## BRIEF
Retype the material word for word.

## RECORDS SHOWN
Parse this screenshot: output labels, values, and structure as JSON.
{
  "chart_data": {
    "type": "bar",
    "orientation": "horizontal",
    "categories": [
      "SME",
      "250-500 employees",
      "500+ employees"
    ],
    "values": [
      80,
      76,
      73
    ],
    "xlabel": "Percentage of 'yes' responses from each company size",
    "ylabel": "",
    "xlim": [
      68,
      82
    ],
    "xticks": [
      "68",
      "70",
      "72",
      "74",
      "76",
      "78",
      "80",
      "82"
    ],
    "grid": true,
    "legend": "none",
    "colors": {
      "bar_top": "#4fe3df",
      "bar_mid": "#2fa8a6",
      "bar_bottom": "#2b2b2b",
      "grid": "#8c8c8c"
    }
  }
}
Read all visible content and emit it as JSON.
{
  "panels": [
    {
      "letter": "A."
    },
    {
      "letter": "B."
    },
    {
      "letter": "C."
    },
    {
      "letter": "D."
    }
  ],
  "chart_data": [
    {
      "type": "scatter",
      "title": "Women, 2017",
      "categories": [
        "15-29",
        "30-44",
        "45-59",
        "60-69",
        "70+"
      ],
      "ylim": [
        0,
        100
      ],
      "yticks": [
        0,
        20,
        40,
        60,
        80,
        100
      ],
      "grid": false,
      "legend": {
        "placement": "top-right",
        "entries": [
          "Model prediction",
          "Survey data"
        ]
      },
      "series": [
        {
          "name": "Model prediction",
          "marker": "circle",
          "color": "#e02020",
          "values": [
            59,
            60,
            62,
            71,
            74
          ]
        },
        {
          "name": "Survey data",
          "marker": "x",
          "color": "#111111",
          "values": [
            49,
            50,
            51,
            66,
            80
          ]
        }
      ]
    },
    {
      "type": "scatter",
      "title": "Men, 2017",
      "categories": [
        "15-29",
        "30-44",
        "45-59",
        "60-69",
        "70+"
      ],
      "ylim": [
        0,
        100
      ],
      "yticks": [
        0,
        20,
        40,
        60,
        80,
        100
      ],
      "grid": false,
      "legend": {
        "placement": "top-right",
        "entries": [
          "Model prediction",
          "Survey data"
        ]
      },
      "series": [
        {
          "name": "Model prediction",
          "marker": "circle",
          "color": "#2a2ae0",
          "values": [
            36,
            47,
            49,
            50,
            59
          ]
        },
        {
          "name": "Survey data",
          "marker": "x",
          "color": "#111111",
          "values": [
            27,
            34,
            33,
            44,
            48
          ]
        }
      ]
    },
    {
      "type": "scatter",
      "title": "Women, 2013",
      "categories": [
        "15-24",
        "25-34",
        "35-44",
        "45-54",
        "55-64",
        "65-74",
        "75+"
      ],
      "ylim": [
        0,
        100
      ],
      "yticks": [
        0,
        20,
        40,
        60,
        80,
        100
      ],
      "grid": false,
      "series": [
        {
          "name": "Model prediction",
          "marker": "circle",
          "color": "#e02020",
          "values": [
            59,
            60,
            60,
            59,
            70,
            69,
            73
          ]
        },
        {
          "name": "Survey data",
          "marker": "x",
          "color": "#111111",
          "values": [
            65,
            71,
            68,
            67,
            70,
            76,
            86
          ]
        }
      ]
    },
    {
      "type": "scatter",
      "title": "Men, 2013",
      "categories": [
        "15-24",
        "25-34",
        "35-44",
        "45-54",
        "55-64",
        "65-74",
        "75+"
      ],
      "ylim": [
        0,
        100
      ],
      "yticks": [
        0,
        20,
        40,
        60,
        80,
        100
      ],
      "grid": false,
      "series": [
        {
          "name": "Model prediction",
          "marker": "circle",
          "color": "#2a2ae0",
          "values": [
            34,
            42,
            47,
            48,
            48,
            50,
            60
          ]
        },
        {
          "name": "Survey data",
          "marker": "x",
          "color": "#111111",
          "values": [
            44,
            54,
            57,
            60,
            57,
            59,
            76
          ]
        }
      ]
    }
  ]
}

## RESPONSE TO THIS EXERCISE
Parse this screenshot: output labels, values, and structure as JSON.
{
  "chart_data": {
    "type": "bar",
    "orientation": "horizontal",
    "categories": [
      "SME",
      "250-500 employees",
      "500+ employees"
    ],
    "values": [
      80,
      76,
      73
    ],
    "xlabel": "Percentage of 'yes' responses from each company size",
    "ylabel": "",
    "xlim": [
      68,
      82
    ],
    "xticks": [
      "68",
      "70",
      "72",
      "74",
      "76",
      "78",
      "80",
      "82"
    ],
    "grid": true,
    "legend": "none",
    "colors": {
      "bar_top": "#4fe3df",
      "bar_mid": "#2fa8a6",
      "bar_bottom": "#2b2b2b",
      "grid": "#8c8c8c"
    }
  }
}
Read all visible content and emit it as JSON.
{
  "panels": [
    {
      "letter": "A."
    },
    {
      "letter": "B."
    },
    {
      "letter": "C."
    },
    {
      "letter": "D."
    }
  ],
  "chart_data": [
    {
      "type": "scatter",
      "title": "Women, 2017",
      "categories": [
        "15-29",
        "30-44",
        "45-59",
        "60-69",
        "70+"
      ],
      "ylim": [
        0,
        100
      ],
      "yticks": [
        0,
        20,
        40,
        60,
        80,
        100
      ],
      "grid": false,
      "legend": {
        "placement": "top-right",
        "entries": [
          "Model prediction",
          "Survey data"
        ]
      },
      "series": [
        {
          "name": "Model prediction",
          "marker": "circle",
          "color": "#e02020",
          "values": [
            59,
            60,
            62,
            71,
            74
          ]
        },
        {
          "name": "Survey data",
          "marker": "x",
          "color": "#111111",
          "values": [
            49,
            50,
            51,
            66,
            80
          ]
        }
      ]
    },
    {
      "type": "scatter",
      "title": "Men, 2017",
      "categories": [
        "15-29",
        "30-44",
        "45-59",
        "60-69",
        "70+"
      ],
      "ylim": [
        0,
        100
      ],
      "yticks": [
        0,
        20,
        40,
        60,
        80,
        100
      ],
      "grid": false,
      "legend": {
        "placement": "top-right",
        "entries": [
          "Model prediction",
          "Survey data"
        ]
      },
      "series": [
        {
          "name": "Model prediction",
          "marker": "circle",
          "color": "#2a2ae0",
          "values": [
            36,
            47,
            49,
            50,
            59
          ]
        },
        {
          "name": "Survey data",
          "marker": "x",
          "color": "#111111",
          "values": [
            27,
            34,
            33,
            44,
            48
          ]
        }
      ]
    },
    {
      "type": "scatter",
      "title": "Women, 2013",
      "categories": [
        "15-24",
        "25-34",
        "35-44",
        "45-54",
        "55-64",
        "65-74",
        "75+"
      ],
      "ylim": [
        0,
        100
      ],
      "yticks": [
        0,
        20,
        40,
        60,
        80,
        100
      ],
      "grid": false,
      "series": [
        {
          "name": "Model prediction",
          "marker": "circle",
          "color": "#e02020",
          "values": [
            59,
            60,
            60,
            59,
            70,
            69,
            73
          ]
        },
        {
          "name": "Survey data",
          "marker": "x",
          "color": "#111111",
          "values": [
            65,
            71,
            68,
            67,
            70,
            76,
            86
          ]
        }
      ]
    },
    {
      "type": "scatter",
      "title": "Men, 2013",
      "categories": [
        "15-24",
        "25-34",
        "35-44",
        "45-54",
        "55-64",
        "65-74",
        "75+"
      ],
      "ylim": [
        0,
        100
      ],
      "yticks": [
        0,
        20,
        40,
        60,
        80,
        100
      ],
      "grid": false,
      "series": [
        {
          "name": "Model prediction",
          "marker": "circle",
          "color": "#2a2ae0",
          "values": [
            34,
            42,
            47,
            48,
            48,
            50,
            60
          ]
        },
        {
          "name": "Survey data",
          "marker": "x",
          "color": "#111111",
          "values": [
            44,
            54,
            57,
            60,
            57,
            59,
            76
          ]
        }
      ]
    }
  ]
}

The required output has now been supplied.